>> begin Exercise inputs

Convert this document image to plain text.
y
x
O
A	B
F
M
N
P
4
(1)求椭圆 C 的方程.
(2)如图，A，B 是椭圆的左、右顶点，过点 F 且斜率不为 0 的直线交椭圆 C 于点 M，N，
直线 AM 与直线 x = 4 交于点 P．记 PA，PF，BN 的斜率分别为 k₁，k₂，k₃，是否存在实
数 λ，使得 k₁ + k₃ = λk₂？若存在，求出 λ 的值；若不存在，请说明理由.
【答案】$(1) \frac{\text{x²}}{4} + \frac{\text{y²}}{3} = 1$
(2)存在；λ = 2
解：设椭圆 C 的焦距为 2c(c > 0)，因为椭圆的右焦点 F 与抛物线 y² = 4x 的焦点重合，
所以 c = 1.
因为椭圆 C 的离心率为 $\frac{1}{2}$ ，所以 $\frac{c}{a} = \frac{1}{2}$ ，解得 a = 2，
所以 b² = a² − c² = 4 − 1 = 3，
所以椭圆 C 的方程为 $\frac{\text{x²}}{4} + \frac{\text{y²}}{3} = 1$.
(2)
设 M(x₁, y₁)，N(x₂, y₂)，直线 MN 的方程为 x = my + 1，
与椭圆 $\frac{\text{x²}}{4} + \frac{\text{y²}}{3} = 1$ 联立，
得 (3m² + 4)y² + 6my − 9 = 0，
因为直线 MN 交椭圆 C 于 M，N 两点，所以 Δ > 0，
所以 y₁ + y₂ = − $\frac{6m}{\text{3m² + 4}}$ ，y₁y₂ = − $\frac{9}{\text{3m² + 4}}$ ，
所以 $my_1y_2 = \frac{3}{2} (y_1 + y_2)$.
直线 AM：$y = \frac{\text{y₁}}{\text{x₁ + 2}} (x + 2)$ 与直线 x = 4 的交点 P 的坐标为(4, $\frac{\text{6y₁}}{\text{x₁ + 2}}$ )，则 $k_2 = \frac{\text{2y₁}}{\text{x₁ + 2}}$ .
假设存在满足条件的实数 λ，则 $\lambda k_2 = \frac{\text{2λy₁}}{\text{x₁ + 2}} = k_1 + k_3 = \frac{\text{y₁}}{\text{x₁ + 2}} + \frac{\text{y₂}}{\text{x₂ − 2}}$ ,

>> end Exercise inputs

=== Objective ===
Every record above should be output exactly.

=== Response to this task ===
Convert this document image to plain text.
y
x
O
A	B
F
M
N
P
4
(1)求椭圆 C 的方程.
(2)如图，A，B 是椭圆的左、右顶点，过点 F 且斜率不为 0 的直线交椭圆 C 于点 M，N，
直线 AM 与直线 x = 4 交于点 P．记 PA，PF，BN 的斜率分别为 k₁，k₂，k₃，是否存在实
数 λ，使得 k₁ + k₃ = λk₂？若存在，求出 λ 的值；若不存在，请说明理由.
【答案】$(1) \frac{\text{x²}}{4} + \frac{\text{y²}}{3} = 1$
(2)存在；λ = 2
解：设椭圆 C 的焦距为 2c(c > 0)，因为椭圆的右焦点 F 与抛物线 y² = 4x 的焦点重合，
所以 c = 1.
因为椭圆 C 的离心率为 $\frac{1}{2}$ ，所以 $\frac{c}{a} = \frac{1}{2}$ ，解得 a = 2，
所以 b² = a² − c² = 4 − 1 = 3，
所以椭圆 C 的方程为 $\frac{\text{x²}}{4} + \frac{\text{y²}}{3} = 1$.
(2)
设 M(x₁, y₁)，N(x₂, y₂)，直线 MN 的方程为 x = my + 1，
与椭圆 $\frac{\text{x²}}{4} + \frac{\text{y²}}{3} = 1$ 联立，
得 (3m² + 4)y² + 6my − 9 = 0，
因为直线 MN 交椭圆 C 于 M，N 两点，所以 Δ > 0，
所以 y₁ + y₂ = − $\frac{6m}{\text{3m² + 4}}$ ，y₁y₂ = − $\frac{9}{\text{3m² + 4}}$ ，
所以 $my_1y_2 = \frac{3}{2} (y_1 + y_2)$.
直线 AM：$y = \frac{\text{y₁}}{\text{x₁ + 2}} (x + 2)$ 与直线 x = 4 的交点 P 的坐标为(4, $\frac{\text{6y₁}}{\text{x₁ + 2}}$ )，则 $k_2 = \frac{\text{2y₁}}{\text{x₁ + 2}}$ .
假设存在满足条件的实数 λ，则 $\lambda k_2 = \frac{\text{2λy₁}}{\text{x₁ + 2}} = k_1 + k_3 = \frac{\text{y₁}}{\text{x₁ + 2}} + \frac{\text{y₂}}{\text{x₂ − 2}}$ ,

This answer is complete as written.